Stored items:

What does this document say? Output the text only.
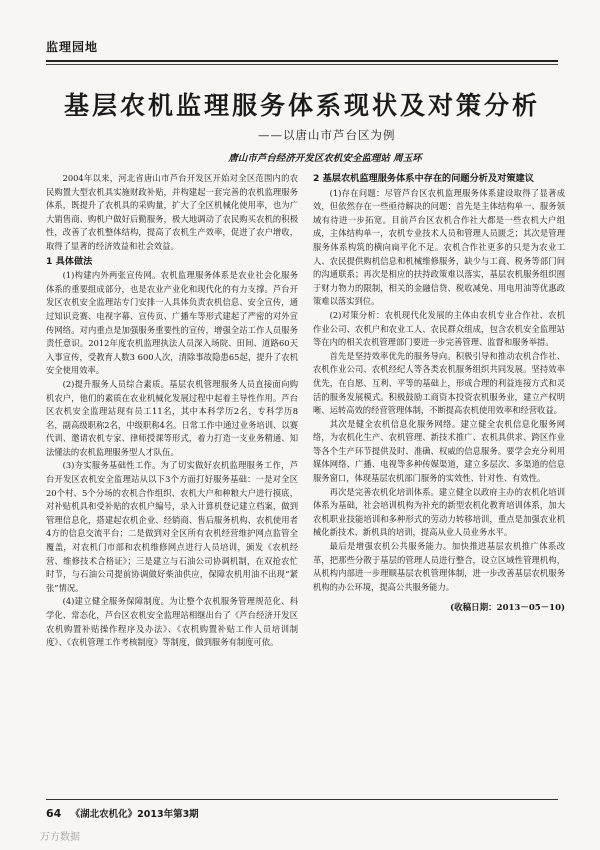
监理园地
基层农机监理服务体系现状及对策分析
——以唐山市芦台区为例
唐山市芦台经济开发区农机安全监理站 周玉环

2004年以来，河北省唐山市芦台开发区开始对全区范围内的农民购置大型农机具实施财政补贴，并构建起一套完善的农机监理服务体系，既提升了农机具的采购量，扩大了全区机械化使用率，也为广大销售商、购机户做好后勤服务，极大地调动了农民购买农机的积极性，改善了农机整体结构，提高了农机生产效率，促进了农户增收，取得了显著的经济效益和社会效益。

1 具体做法

(1)构建内外两张宣传网。农机监理服务体系是农业社会化服务体系的重要组成部分，也是农业产业化和现代化的有力支撑。芦台开发区农机安全监理站专门安排一人具体负责农机信息、安全宣传，通过知识竞赛、电视字幕、宣传页、广播车等形式建起了严密的对外宣传网络。对内重点是加强服务重要性的宣传，增强全站工作人员服务责任意识。2012年度农机监理执法人员深入场院、田间、道路60天入事宣传，受教育人数3 600人次，清除事故隐患65起，提升了农机安全使用效率。

(2)提升服务人员综合素质。基层农机管理服务人员直接面向购机农户，他们的素质在农业机械化发展过程中起着主导性作用。芦台区农机安全监理站现有员工11名，其中本科学历2名，专科学历8名，副高级职称2名，中级职称4名。日常工作中通过业务培训、以赛代训、邀请农机专家、律师授课等形式，着力打造一支业务精通、知法懂法的农机监理服务型人才队伍。

(3)夯实服务基础性工作。为了切实做好农机监理服务工作，芦台开发区农机安全监理站从以下3个方面打好服务基础：一是对全区20个村、5个分场的农机合作组织、农机大户和种粮大户进行摸底，对补贴机具和受补贴的农机户编号，录入计算机登记建立档案，做到管理信息化，搭建起农机企业、经销商、售后服务机构、农机使用者4方的信息交流平台；二是做到对全区所有农机经营维护网点监管全覆盖，对农机门市部和农机维修网点进行人员培训，颁发《农机经营、维修技术合格证》；三是建立与石油公司协调机制，在双抢农忙时节，与石油公司提前协调做好柴油供应，保障农机用油不出现“紧张”情况。

(4)建立健全服务保障制度。为让整个农机服务管理规范化、科学化、常态化，芦台区农机安全监理站相继出台了《芦台经济开发区农机购置补贴操作程序及办法》、《农机购置补贴工作人员培训制度》、《农机管理工作考核制度》等制度，做到服务有制度可依。

2 基层农机监理服务体系中存在的问题分析及对策建议

(1)存在问题：尽管芦台区农机监理服务体系建设取得了显著成效，但依然存在一些亟待解决的问题：首先是主体结构单一、服务领域有待进一步拓宽。目前芦台区农机合作社大都是一些农机大户组成，主体结构单一，农机专业技术人员和管理人员匮乏；其次是管理服务体系构筑的横向扁平化不足。农机合作社更多的只是为农业工人、农民提供购机信息和机械维修服务，缺少与工商、税务等部门间的沟通联系；再次是相应的扶持政策难以落实，基层农机服务组织囿于财力物力的限制，相关的金融信贷、税收减免、用电用油等优惠政策难以落实到位。

(2)对策分析：农机现代化发展的主体由农机专业合作社、农机作业公司、农机户和农业工人、农民群众组成，包含农机安全监理站等在内的相关农机管理部门要进一步完善管理、监督和服务举措。

首先是坚持效率优先的服务导向。积极引导和推动农机合作社、农机作业公司、农机经纪人等各类农机服务组织共同发展。坚持效率优先，在自愿、互利、平等的基础上，形成合理的利益连接方式和灵活的服务发展模式。积极鼓励工商资本投资农机服务业，建立产权明晰、运转高效的经营管理体制，不断提高农机使用效率和经营收益。

其次是健全农机信息化服务网络。建立健全农机信息化服务网络，为农机化生产、农机管理、新技术推广、农机具供求、跨区作业等各个生产环节提供及时、准确、权威的信息服务。要学会充分利用媒体网络、广播、电视等多种传媒渠道，建立多层次、多渠道的信息服务窗口，体现基层农机部门服务的实效性、针对性、有效性。

再次是完善农机化培训体系。建立健全以政府主办的农机化培训体系为基础，社会培训机构为补充的新型农机化教育培训体系，加大农机职业技能培训和多种形式的劳动力转移培训，重点是加强农业机械化新技术、新机具的培训，提高从业人员业务水平。

最后是增强农机公共服务能力。加快推进基层农机推广体系改革，把那些分散于基层的管理人员进行整合，设立区域性管理机构，从机构内部进一步理顺基层农机管理体制，进一步改善基层农机服务机构的办公环境，提高公共服务能力。

(收稿日期：2013－05－10)
64 《湖北农机化》2013年第3期
万方数据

**The problem**
Without the pictures, write out every entry precisely as it appears.

**Completed exercise**
What does this document say? Output the text only.
监理园地
基层农机监理服务体系现状及对策分析
——以唐山市芦台区为例
唐山市芦台经济开发区农机安全监理站 周玉环

2004年以来，河北省唐山市芦台开发区开始对全区范围内的农民购置大型农机具实施财政补贴，并构建起一套完善的农机监理服务体系，既提升了农机具的采购量，扩大了全区机械化使用率，也为广大销售商、购机户做好后勤服务，极大地调动了农民购买农机的积极性，改善了农机整体结构，提高了农机生产效率，促进了农户增收，取得了显著的经济效益和社会效益。

1 具体做法

(1)构建内外两张宣传网。农机监理服务体系是农业社会化服务体系的重要组成部分，也是农业产业化和现代化的有力支撑。芦台开发区农机安全监理站专门安排一人具体负责农机信息、安全宣传，通过知识竞赛、电视字幕、宣传页、广播车等形式建起了严密的对外宣传网络。对内重点是加强服务重要性的宣传，增强全站工作人员服务责任意识。2012年度农机监理执法人员深入场院、田间、道路60天入事宣传，受教育人数3 600人次，清除事故隐患65起，提升了农机安全使用效率。

(2)提升服务人员综合素质。基层农机管理服务人员直接面向购机农户，他们的素质在农业机械化发展过程中起着主导性作用。芦台区农机安全监理站现有员工11名，其中本科学历2名，专科学历8名，副高级职称2名，中级职称4名。日常工作中通过业务培训、以赛代训、邀请农机专家、律师授课等形式，着力打造一支业务精通、知法懂法的农机监理服务型人才队伍。

(3)夯实服务基础性工作。为了切实做好农机监理服务工作，芦台开发区农机安全监理站从以下3个方面打好服务基础：一是对全区20个村、5个分场的农机合作组织、农机大户和种粮大户进行摸底，对补贴机具和受补贴的农机户编号，录入计算机登记建立档案，做到管理信息化，搭建起农机企业、经销商、售后服务机构、农机使用者4方的信息交流平台；二是做到对全区所有农机经营维护网点监管全覆盖，对农机门市部和农机维修网点进行人员培训，颁发《农机经营、维修技术合格证》；三是建立与石油公司协调机制，在双抢农忙时节，与石油公司提前协调做好柴油供应，保障农机用油不出现“紧张”情况。

(4)建立健全服务保障制度。为让整个农机服务管理规范化、科学化、常态化，芦台区农机安全监理站相继出台了《芦台经济开发区农机购置补贴操作程序及办法》、《农机购置补贴工作人员培训制度》、《农机管理工作考核制度》等制度，做到服务有制度可依。

2 基层农机监理服务体系中存在的问题分析及对策建议

(1)存在问题：尽管芦台区农机监理服务体系建设取得了显著成效，但依然存在一些亟待解决的问题：首先是主体结构单一、服务领域有待进一步拓宽。目前芦台区农机合作社大都是一些农机大户组成，主体结构单一，农机专业技术人员和管理人员匮乏；其次是管理服务体系构筑的横向扁平化不足。农机合作社更多的只是为农业工人、农民提供购机信息和机械维修服务，缺少与工商、税务等部门间的沟通联系；再次是相应的扶持政策难以落实，基层农机服务组织囿于财力物力的限制，相关的金融信贷、税收减免、用电用油等优惠政策难以落实到位。

(2)对策分析：农机现代化发展的主体由农机专业合作社、农机作业公司、农机户和农业工人、农民群众组成，包含农机安全监理站等在内的相关农机管理部门要进一步完善管理、监督和服务举措。

首先是坚持效率优先的服务导向。积极引导和推动农机合作社、农机作业公司、农机经纪人等各类农机服务组织共同发展。坚持效率优先，在自愿、互利、平等的基础上，形成合理的利益连接方式和灵活的服务发展模式。积极鼓励工商资本投资农机服务业，建立产权明晰、运转高效的经营管理体制，不断提高农机使用效率和经营收益。

其次是健全农机信息化服务网络。建立健全农机信息化服务网络，为农机化生产、农机管理、新技术推广、农机具供求、跨区作业等各个生产环节提供及时、准确、权威的信息服务。要学会充分利用媒体网络、广播、电视等多种传媒渠道，建立多层次、多渠道的信息服务窗口，体现基层农机部门服务的实效性、针对性、有效性。

再次是完善农机化培训体系。建立健全以政府主办的农机化培训体系为基础，社会培训机构为补充的新型农机化教育培训体系，加大农机职业技能培训和多种形式的劳动力转移培训，重点是加强农业机械化新技术、新机具的培训，提高从业人员业务水平。

最后是增强农机公共服务能力。加快推进基层农机推广体系改革，把那些分散于基层的管理人员进行整合，设立区域性管理机构，从机构内部进一步理顺基层农机管理体制，进一步改善基层农机服务机构的办公环境，提高公共服务能力。

(收稿日期：2013－05－10)
64 《湖北农机化》2013年第3期
万方数据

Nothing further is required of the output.